§ **What you are asked to do**:
Transcribe the listing word for word.

>> Start Provided data

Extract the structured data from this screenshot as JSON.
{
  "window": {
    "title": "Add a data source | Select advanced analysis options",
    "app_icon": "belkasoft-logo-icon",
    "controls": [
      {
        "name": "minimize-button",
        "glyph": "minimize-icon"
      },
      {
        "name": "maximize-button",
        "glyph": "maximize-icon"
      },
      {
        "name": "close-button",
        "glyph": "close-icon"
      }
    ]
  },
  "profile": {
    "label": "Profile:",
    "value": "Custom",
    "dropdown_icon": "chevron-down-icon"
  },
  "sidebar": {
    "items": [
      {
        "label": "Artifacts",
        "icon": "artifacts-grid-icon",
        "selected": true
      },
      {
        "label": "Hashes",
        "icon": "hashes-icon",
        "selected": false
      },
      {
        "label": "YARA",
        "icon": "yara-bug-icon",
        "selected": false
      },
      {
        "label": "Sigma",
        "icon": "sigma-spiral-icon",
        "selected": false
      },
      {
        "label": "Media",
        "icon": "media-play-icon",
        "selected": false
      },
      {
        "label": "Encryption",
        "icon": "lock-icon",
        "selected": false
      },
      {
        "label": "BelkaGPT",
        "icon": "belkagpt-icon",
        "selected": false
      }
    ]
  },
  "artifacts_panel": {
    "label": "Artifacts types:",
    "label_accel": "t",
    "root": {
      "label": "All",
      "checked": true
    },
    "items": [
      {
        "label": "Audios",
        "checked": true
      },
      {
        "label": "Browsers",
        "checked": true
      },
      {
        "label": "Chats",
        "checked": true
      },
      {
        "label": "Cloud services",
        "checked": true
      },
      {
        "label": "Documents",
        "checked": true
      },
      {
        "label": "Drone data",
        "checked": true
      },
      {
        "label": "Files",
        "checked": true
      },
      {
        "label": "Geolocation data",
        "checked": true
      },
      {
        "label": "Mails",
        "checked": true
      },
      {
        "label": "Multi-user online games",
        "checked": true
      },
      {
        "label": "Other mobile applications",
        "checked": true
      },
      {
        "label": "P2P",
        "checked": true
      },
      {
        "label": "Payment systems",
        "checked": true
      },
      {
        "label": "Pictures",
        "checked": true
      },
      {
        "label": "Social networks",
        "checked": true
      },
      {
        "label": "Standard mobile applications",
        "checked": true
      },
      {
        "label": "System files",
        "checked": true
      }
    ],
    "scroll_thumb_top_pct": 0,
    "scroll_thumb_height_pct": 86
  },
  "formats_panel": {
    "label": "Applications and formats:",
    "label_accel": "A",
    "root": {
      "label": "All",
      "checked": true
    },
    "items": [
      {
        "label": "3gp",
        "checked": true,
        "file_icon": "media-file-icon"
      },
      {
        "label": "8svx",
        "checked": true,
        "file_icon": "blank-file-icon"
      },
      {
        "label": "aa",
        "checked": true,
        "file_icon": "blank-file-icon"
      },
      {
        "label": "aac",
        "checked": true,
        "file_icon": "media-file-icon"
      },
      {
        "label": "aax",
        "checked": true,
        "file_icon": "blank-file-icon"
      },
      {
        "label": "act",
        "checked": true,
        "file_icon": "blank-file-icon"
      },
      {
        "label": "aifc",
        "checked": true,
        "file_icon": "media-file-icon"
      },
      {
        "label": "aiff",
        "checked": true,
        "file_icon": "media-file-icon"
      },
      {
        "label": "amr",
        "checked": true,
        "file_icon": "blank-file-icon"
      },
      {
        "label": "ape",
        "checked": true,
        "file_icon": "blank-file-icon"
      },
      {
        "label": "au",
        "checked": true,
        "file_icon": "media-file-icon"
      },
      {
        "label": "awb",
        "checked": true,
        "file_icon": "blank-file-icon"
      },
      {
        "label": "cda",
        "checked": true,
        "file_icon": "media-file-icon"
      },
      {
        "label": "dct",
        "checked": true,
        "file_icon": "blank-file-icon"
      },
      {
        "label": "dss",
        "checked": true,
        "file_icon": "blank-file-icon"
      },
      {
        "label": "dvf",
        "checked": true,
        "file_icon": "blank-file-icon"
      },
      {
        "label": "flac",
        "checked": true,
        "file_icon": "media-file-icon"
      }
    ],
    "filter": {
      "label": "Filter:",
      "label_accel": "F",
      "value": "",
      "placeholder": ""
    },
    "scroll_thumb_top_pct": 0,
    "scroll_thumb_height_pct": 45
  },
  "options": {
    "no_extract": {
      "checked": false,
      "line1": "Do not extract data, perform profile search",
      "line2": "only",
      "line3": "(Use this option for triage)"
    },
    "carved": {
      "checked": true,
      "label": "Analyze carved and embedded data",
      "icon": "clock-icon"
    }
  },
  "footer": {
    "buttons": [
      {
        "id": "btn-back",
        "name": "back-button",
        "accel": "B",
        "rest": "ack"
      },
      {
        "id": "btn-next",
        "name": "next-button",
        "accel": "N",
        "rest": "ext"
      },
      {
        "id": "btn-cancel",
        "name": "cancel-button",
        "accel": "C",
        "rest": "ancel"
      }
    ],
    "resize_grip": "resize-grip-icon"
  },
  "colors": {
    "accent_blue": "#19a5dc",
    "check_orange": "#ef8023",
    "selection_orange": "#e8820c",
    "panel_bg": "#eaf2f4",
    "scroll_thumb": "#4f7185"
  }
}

>> End Provided data

§ **Written solution**:
Extract the structured data from this screenshot as JSON.
{
  "window": {
    "title": "Add a data source | Select advanced analysis options",
    "app_icon": "belkasoft-logo-icon",
    "controls": [
      {
        "name": "minimize-button",
        "glyph": "minimize-icon"
      },
      {
        "name": "maximize-button",
        "glyph": "maximize-icon"
      },
      {
        "name": "close-button",
        "glyph": "close-icon"
      }
    ]
  },
  "profile": {
    "label": "Profile:",
    "value": "Custom",
    "dropdown_icon": "chevron-down-icon"
  },
  "sidebar": {
    "items": [
      {
        "label": "Artifacts",
        "icon": "artifacts-grid-icon",
        "selected": true
      },
      {
        "label": "Hashes",
        "icon": "hashes-icon",
        "selected": false
      },
      {
        "label": "YARA",
        "icon": "yara-bug-icon",
        "selected": false
      },
      {
        "label": "Sigma",
        "icon": "sigma-spiral-icon",
        "selected": false
      },
      {
        "label": "Media",
        "icon": "media-play-icon",
        "selected": false
      },
      {
        "label": "Encryption",
        "icon": "lock-icon",
        "selected": false
      },
      {
        "label": "BelkaGPT",
        "icon": "belkagpt-icon",
        "selected": false
      }
    ]
  },
  "artifacts_panel": {
    "label": "Artifacts types:",
    "label_accel": "t",
    "root": {
      "label": "All",
      "checked": true
    },
    "items": [
      {
        "label": "Audios",
        "checked": true
      },
      {
        "label": "Browsers",
        "checked": true
      },
      {
        "label": "Chats",
        "checked": true
      },
      {
        "label": "Cloud services",
        "checked": true
      },
      {
        "label": "Documents",
        "checked": true
      },
      {
        "label": "Drone data",
        "checked": true
      },
      {
        "label": "Files",
        "checked": true
      },
      {
        "label": "Geolocation data",
        "checked": true
      },
      {
        "label": "Mails",
        "checked": true
      },
      {
        "label": "Multi-user online games",
        "checked": true
      },
      {
        "label": "Other mobile applications",
        "checked": true
      },
      {
        "label": "P2P",
        "checked": true
      },
      {
        "label": "Payment systems",
        "checked": true
      },
      {
        "label": "Pictures",
        "checked": true
      },
      {
        "label": "Social networks",
        "checked": true
      },
      {
        "label": "Standard mobile applications",
        "checked": true
      },
      {
        "label": "System files",
        "checked": true
      }
    ],
    "scroll_thumb_top_pct": 0,
    "scroll_thumb_height_pct": 86
  },
  "formats_panel": {
    "label": "Applications and formats:",
    "label_accel": "A",
    "root": {
      "label": "All",
      "checked": true
    },
    "items": [
      {
        "label": "3gp",
        "checked": true,
        "file_icon": "media-file-icon"
      },
      {
        "label": "8svx",
        "checked": true,
        "file_icon": "blank-file-icon"
      },
      {
        "label": "aa",
        "checked": true,
        "file_icon": "blank-file-icon"
      },
      {
        "label": "aac",
        "checked": true,
        "file_icon": "media-file-icon"
      },
      {
        "label": "aax",
        "checked": true,
        "file_icon": "blank-file-icon"
      },
      {
        "label": "act",
        "checked": true,
        "file_icon": "blank-file-icon"
      },
      {
        "label": "aifc",
        "checked": true,
        "file_icon": "media-file-icon"
      },
      {
        "label": "aiff",
        "checked": true,
        "file_icon": "media-file-icon"
      },
      {
        "label": "amr",
        "checked": true,
        "file_icon": "blank-file-icon"
      },
      {
        "label": "ape",
        "checked": true,
        "file_icon": "blank-file-icon"
      },
      {
        "label": "au",
        "checked": true,
        "file_icon": "media-file-icon"
      },
      {
        "label": "awb",
        "checked": true,
        "file_icon": "blank-file-icon"
      },
      {
        "label": "cda",
        "checked": true,
        "file_icon": "media-file-icon"
      },
      {
        "label": "dct",
        "checked": true,
        "file_icon": "blank-file-icon"
      },
      {
        "label": "dss",
        "checked": true,
        "file_icon": "blank-file-icon"
      },
      {
        "label": "dvf",
        "checked": true,
        "file_icon": "blank-file-icon"
      },
      {
        "label": "flac",
        "checked": true,
        "file_icon": "media-file-icon"
      }
    ],
    "filter": {
      "label": "Filter:",
      "label_accel": "F",
      "value": "",
      "placeholder": ""
    },
    "scroll_thumb_top_pct": 0,
    "scroll_thumb_height_pct": 45
  },
  "options": {
    "no_extract": {
      "checked": false,
      "line1": "Do not extract data, perform profile search",
      "line2": "only",
      "line3": "(Use this option for triage)"
    },
    "carved": {
      "checked": true,
      "label": "Analyze carved and embedded data",
      "icon": "clock-icon"
    }
  },
  "footer": {
    "buttons": [
      {
        "id": "btn-back",
        "name": "back-button",
        "accel": "B",
        "rest": "ack"
      },
      {
        "id": "btn-next",
        "name": "next-button",
        "accel": "N",
        "rest": "ext"
      },
      {
        "id": "btn-cancel",
        "name": "cancel-button",
        "accel": "C",
        "rest": "ancel"
      }
    ],
    "resize_grip": "resize-grip-icon"
  },
  "colors": {
    "accent_blue": "#19a5dc",
    "check_orange": "#ef8023",
    "selection_orange": "#e8820c",
    "panel_bg": "#eaf2f4",
    "scroll_thumb": "#4f7185"
  }
}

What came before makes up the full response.